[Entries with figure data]
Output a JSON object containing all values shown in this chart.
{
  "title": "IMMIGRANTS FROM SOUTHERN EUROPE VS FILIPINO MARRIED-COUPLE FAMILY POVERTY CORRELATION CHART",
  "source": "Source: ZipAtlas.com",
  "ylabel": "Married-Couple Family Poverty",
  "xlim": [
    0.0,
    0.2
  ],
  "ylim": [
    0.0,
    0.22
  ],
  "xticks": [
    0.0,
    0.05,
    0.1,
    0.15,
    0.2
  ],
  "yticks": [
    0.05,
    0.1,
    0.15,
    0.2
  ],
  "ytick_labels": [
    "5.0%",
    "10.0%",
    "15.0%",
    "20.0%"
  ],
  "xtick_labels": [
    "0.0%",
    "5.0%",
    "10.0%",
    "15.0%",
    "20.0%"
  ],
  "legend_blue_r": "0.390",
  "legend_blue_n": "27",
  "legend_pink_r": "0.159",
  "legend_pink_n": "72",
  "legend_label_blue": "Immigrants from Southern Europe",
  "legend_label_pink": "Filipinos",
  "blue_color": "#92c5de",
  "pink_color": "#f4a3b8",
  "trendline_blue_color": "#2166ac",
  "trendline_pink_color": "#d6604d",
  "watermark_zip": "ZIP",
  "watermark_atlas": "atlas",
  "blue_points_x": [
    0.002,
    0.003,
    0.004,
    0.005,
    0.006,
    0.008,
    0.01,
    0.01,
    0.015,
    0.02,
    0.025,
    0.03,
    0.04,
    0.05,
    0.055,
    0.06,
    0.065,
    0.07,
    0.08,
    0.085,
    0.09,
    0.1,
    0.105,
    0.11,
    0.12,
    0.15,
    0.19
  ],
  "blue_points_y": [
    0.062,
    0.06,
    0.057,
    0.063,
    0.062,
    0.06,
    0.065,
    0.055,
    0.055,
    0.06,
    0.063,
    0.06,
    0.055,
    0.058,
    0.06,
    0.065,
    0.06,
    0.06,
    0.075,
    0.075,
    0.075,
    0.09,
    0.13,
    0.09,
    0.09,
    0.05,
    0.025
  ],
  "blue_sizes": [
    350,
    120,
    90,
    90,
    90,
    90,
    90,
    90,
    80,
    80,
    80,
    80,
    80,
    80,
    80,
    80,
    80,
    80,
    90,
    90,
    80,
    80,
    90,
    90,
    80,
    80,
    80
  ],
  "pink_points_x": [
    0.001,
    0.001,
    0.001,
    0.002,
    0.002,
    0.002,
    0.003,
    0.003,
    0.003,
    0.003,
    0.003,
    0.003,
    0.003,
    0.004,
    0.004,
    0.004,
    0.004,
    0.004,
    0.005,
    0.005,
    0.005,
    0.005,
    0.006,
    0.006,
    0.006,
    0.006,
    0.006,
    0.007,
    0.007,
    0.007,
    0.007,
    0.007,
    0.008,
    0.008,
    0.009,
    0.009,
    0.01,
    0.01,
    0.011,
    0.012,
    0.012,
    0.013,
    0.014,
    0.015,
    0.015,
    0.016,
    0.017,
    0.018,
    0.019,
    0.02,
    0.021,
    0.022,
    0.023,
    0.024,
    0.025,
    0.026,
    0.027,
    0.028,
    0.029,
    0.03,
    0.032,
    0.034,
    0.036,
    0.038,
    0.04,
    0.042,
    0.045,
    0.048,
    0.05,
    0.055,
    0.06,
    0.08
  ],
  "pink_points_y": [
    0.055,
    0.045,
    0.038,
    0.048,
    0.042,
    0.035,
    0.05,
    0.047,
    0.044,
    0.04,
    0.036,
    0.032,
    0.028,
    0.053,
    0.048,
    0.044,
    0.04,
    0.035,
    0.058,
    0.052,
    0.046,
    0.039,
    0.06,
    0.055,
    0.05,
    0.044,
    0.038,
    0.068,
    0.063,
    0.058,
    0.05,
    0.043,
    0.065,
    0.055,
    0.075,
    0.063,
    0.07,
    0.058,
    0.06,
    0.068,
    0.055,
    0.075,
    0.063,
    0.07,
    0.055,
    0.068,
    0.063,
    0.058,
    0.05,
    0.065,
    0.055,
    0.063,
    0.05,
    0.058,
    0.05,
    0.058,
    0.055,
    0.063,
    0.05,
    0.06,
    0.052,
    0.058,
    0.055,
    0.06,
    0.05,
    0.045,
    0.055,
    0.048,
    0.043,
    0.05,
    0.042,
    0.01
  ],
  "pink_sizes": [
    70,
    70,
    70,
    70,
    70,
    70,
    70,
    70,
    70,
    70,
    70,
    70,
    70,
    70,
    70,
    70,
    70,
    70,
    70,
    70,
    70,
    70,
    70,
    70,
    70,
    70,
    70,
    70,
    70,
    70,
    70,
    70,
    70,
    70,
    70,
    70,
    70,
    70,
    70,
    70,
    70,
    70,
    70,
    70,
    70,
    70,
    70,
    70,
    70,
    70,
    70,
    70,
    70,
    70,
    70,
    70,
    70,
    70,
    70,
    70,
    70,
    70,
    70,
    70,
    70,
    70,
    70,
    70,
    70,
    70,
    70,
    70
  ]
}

### Task objective
Output the lines above verbatim and in full.

### The solution
Output a JSON object containing all values shown in this chart.
{
  "title": "IMMIGRANTS FROM SOUTHERN EUROPE VS FILIPINO MARRIED-COUPLE FAMILY POVERTY CORRELATION CHART",
  "source": "Source: ZipAtlas.com",
  "ylabel": "Married-Couple Family Poverty",
  "xlim": [
    0.0,
    0.2
  ],
  "ylim": [
    0.0,
    0.22
  ],
  "xticks": [
    0.0,
    0.05,
    0.1,
    0.15,
    0.2
  ],
  "yticks": [
    0.05,
    0.1,
    0.15,
    0.2
  ],
  "ytick_labels": [
    "5.0%",
    "10.0%",
    "15.0%",
    "20.0%"
  ],
  "xtick_labels": [
    "0.0%",
    "5.0%",
    "10.0%",
    "15.0%",
    "20.0%"
  ],
  "legend_blue_r": "0.390",
  "legend_blue_n": "27",
  "legend_pink_r": "0.159",
  "legend_pink_n": "72",
  "legend_label_blue": "Immigrants from Southern Europe",
  "legend_label_pink": "Filipinos",
  "blue_color": "#92c5de",
  "pink_color": "#f4a3b8",
  "trendline_blue_color": "#2166ac",
  "trendline_pink_color": "#d6604d",
  "watermark_zip": "ZIP",
  "watermark_atlas": "atlas",
  "blue_points_x": [
    0.002,
    0.003,
    0.004,
    0.005,
    0.006,
    0.008,
    0.01,
    0.01,
    0.015,
    0.02,
    0.025,
    0.03,
    0.04,
    0.05,
    0.055,
    0.06,
    0.065,
    0.07,
    0.08,
    0.085,
    0.09,
    0.1,
    0.105,
    0.11,
    0.12,
    0.15,
    0.19
  ],
  "blue_points_y": [
    0.062,
    0.06,
    0.057,
    0.063,
    0.062,
    0.06,
    0.065,
    0.055,
    0.055,
    0.06,
    0.063,
    0.06,
    0.055,
    0.058,
    0.06,
    0.065,
    0.06,
    0.06,
    0.075,
    0.075,
    0.075,
    0.09,
    0.13,
    0.09,
    0.09,
    0.05,
    0.025
  ],
  "blue_sizes": [
    350,
    120,
    90,
    90,
    90,
    90,
    90,
    90,
    80,
    80,
    80,
    80,
    80,
    80,
    80,
    80,
    80,
    80,
    90,
    90,
    80,
    80,
    90,
    90,
    80,
    80,
    80
  ],
  "pink_points_x": [
    0.001,
    0.001,
    0.001,
    0.002,
    0.002,
    0.002,
    0.003,
    0.003,
    0.003,
    0.003,
    0.003,
    0.003,
    0.003,
    0.004,
    0.004,
    0.004,
    0.004,
    0.004,
    0.005,
    0.005,
    0.005,
    0.005,
    0.006,
    0.006,
    0.006,
    0.006,
    0.006,
    0.007,
    0.007,
    0.007,
    0.007,
    0.007,
    0.008,
    0.008,
    0.009,
    0.009,
    0.01,
    0.01,
    0.011,
    0.012,
    0.012,
    0.013,
    0.014,
    0.015,
    0.015,
    0.016,
    0.017,
    0.018,
    0.019,
    0.02,
    0.021,
    0.022,
    0.023,
    0.024,
    0.025,
    0.026,
    0.027,
    0.028,
    0.029,
    0.03,
    0.032,
    0.034,
    0.036,
    0.038,
    0.04,
    0.042,
    0.045,
    0.048,
    0.05,
    0.055,
    0.06,
    0.08
  ],
  "pink_points_y": [
    0.055,
    0.045,
    0.038,
    0.048,
    0.042,
    0.035,
    0.05,
    0.047,
    0.044,
    0.04,
    0.036,
    0.032,
    0.028,
    0.053,
    0.048,
    0.044,
    0.04,
    0.035,
    0.058,
    0.052,
    0.046,
    0.039,
    0.06,
    0.055,
    0.05,
    0.044,
    0.038,
    0.068,
    0.063,
    0.058,
    0.05,
    0.043,
    0.065,
    0.055,
    0.075,
    0.063,
    0.07,
    0.058,
    0.06,
    0.068,
    0.055,
    0.075,
    0.063,
    0.07,
    0.055,
    0.068,
    0.063,
    0.058,
    0.05,
    0.065,
    0.055,
    0.063,
    0.05,
    0.058,
    0.05,
    0.058,
    0.055,
    0.063,
    0.05,
    0.06,
    0.052,
    0.058,
    0.055,
    0.06,
    0.05,
    0.045,
    0.055,
    0.048,
    0.043,
    0.05,
    0.042,
    0.01
  ],
  "pink_sizes": [
    70,
    70,
    70,
    70,
    70,
    70,
    70,
    70,
    70,
    70,
    70,
    70,
    70,
    70,
    70,
    70,
    70,
    70,
    70,
    70,
    70,
    70,
    70,
    70,
    70,
    70,
    70,
    70,
    70,
    70,
    70,
    70,
    70,
    70,
    70,
    70,
    70,
    70,
    70,
    70,
    70,
    70,
    70,
    70,
    70,
    70,
    70,
    70,
    70,
    70,
    70,
    70,
    70,
    70,
    70,
    70,
    70,
    70,
    70,
    70,
    70,
    70,
    70,
    70,
    70,
    70,
    70,
    70,
    70,
    70,
    70,
    70
  ]
}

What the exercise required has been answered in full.